(Dataset records)
>>>
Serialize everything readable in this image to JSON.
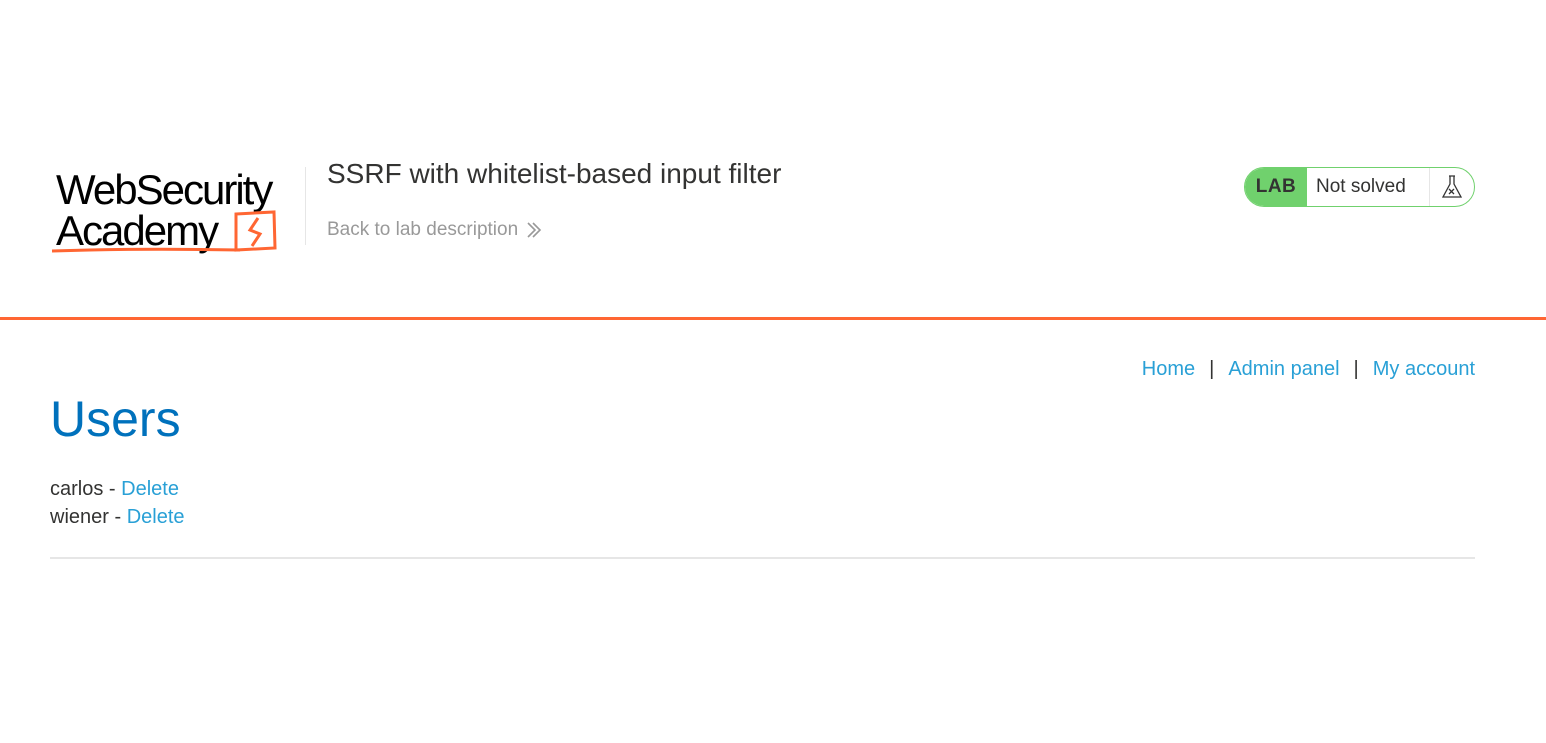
{
  "header": {
    "logo_line1": "WebSecurity",
    "logo_line2": "Academy",
    "lab_title": "SSRF with whitelist-based input filter",
    "back_link": "Back to lab description",
    "status": {
      "tag": "LAB",
      "text": "Not solved",
      "icon": "flask-icon",
      "color": "#70d16d"
    },
    "accent_color": "#ff6633"
  },
  "nav": {
    "home": "Home",
    "admin_panel": "Admin panel",
    "my_account": "My account",
    "separator": "|"
  },
  "main": {
    "heading": "Users",
    "users": [
      {
        "name": "carlos",
        "separator": " - ",
        "action": "Delete"
      },
      {
        "name": "wiener",
        "separator": " - ",
        "action": "Delete"
      }
    ]
  }
}
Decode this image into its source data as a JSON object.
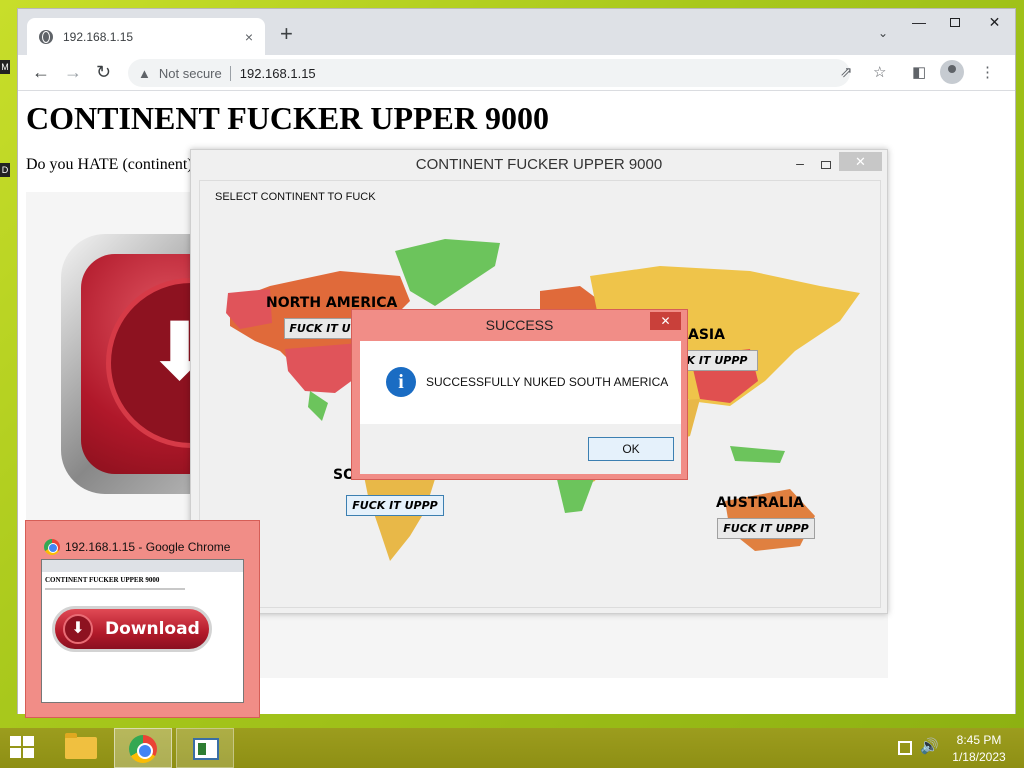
{
  "browser": {
    "tab_title": "192.168.1.15",
    "tab_close": "×",
    "new_tab": "+",
    "tab_search": "⌄",
    "win_min": "—",
    "win_close": "✕",
    "back": "←",
    "forward": "→",
    "reload": "↻",
    "security_icon": "▲",
    "security_text": "Not secure",
    "url": "192.168.1.15",
    "share": "⇗",
    "bookmark": "☆",
    "sidepanel": "◧",
    "menu": "⋮"
  },
  "page": {
    "heading": "CONTINENT FUCKER UPPER 9000",
    "intro": "Do you HATE (continent)",
    "download_arrow": "⬇"
  },
  "app": {
    "title": "CONTINENT FUCKER UPPER 9000",
    "min": "–",
    "close": "✕",
    "select_label": "SELECT CONTINENT TO FUCK",
    "continents": {
      "north_america": {
        "label": "NORTH AMERICA",
        "button": "FUCK IT U"
      },
      "asia": {
        "label": "ASIA",
        "button": "K IT UPPP"
      },
      "south_america": {
        "label": "SO",
        "button": "FUCK IT UPPP"
      },
      "australia": {
        "label": "AUSTRALIA",
        "button": "FUCK IT UPPP"
      }
    },
    "map_colors": {
      "north_america": "#e06a3a",
      "greenland": "#6cc45c",
      "europe_asia": "#efc44a",
      "usa": "#e0545a",
      "africa": "#e8b848",
      "australia": "#e08040",
      "china": "#e05050",
      "ocean": "#f0f0f0"
    }
  },
  "dialog": {
    "title": "SUCCESS",
    "close": "✕",
    "info_icon": "i",
    "message": "SUCCESSFULLY NUKED SOUTH AMERICA",
    "ok_label": "OK"
  },
  "thumbnail": {
    "title": "192.168.1.15 - Google Chrome",
    "preview_heading": "CONTINENT FUCKER UPPER 9000",
    "download_label": "Download",
    "download_icon": "⬇"
  },
  "taskbar": {
    "volume_icon": "🔊",
    "time": "8:45 PM",
    "date": "1/18/2023"
  },
  "desktop": {
    "icon_a": "M",
    "icon_b": "D"
  }
}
<<<
EXERCISE GOAL >> Print all of the entries word for word. Skip any images they contain.

TASK RESPONSE >>
Serialize everything readable in this image to JSON.
{
  "header": {
    "logo_line1": "WebSecurity",
    "logo_line2": "Academy",
    "lab_title": "SSRF with whitelist-based input filter",
    "back_link": "Back to lab description",
    "status": {
      "tag": "LAB",
      "text": "Not solved",
      "icon": "flask-icon",
      "color": "#70d16d"
    },
    "accent_color": "#ff6633"
  },
  "nav": {
    "home": "Home",
    "admin_panel": "Admin panel",
    "my_account": "My account",
    "separator": "|"
  },
  "main": {
    "heading": "Users",
    "users": [
      {
        "name": "carlos",
        "separator": " - ",
        "action": "Delete"
      },
      {
        "name": "wiener",
        "separator": " - ",
        "action": "Delete"
      }
    ]
  }
}
Decode this image into its source data as a JSON object.
{
  "browser": {
    "tab_title": "192.168.1.15",
    "tab_close": "×",
    "new_tab": "+",
    "tab_search": "⌄",
    "win_min": "—",
    "win_close": "✕",
    "back": "←",
    "forward": "→",
    "reload": "↻",
    "security_icon": "▲",
    "security_text": "Not secure",
    "url": "192.168.1.15",
    "share": "⇗",
    "bookmark": "☆",
    "sidepanel": "◧",
    "menu": "⋮"
  },
  "page": {
    "heading": "CONTINENT FUCKER UPPER 9000",
    "intro": "Do you HATE (continent)",
    "download_arrow": "⬇"
  },
  "app": {
    "title": "CONTINENT FUCKER UPPER 9000",
    "min": "–",
    "close": "✕",
    "select_label": "SELECT CONTINENT TO FUCK",
    "continents": {
      "north_america": {
        "label": "NORTH AMERICA",
        "button": "FUCK IT U"
      },
      "asia": {
        "label": "ASIA",
        "button": "K IT UPPP"
      },
      "south_america": {
        "label": "SO",
        "button": "FUCK IT UPPP"
      },
      "australia": {
        "label": "AUSTRALIA",
        "button": "FUCK IT UPPP"
      }
    },
    "map_colors": {
      "north_america": "#e06a3a",
      "greenland": "#6cc45c",
      "europe_asia": "#efc44a",
      "usa": "#e0545a",
      "africa": "#e8b848",
      "australia": "#e08040",
      "china": "#e05050",
      "ocean": "#f0f0f0"
    }
  },
  "dialog": {
    "title": "SUCCESS",
    "close": "✕",
    "info_icon": "i",
    "message": "SUCCESSFULLY NUKED SOUTH AMERICA",
    "ok_label": "OK"
  },
  "thumbnail": {
    "title": "192.168.1.15 - Google Chrome",
    "preview_heading": "CONTINENT FUCKER UPPER 9000",
    "download_label": "Download",
    "download_icon": "⬇"
  },
  "taskbar": {
    "volume_icon": "🔊",
    "time": "8:45 PM",
    "date": "1/18/2023"
  },
  "desktop": {
    "icon_a": "M",
    "icon_b": "D"
  }
}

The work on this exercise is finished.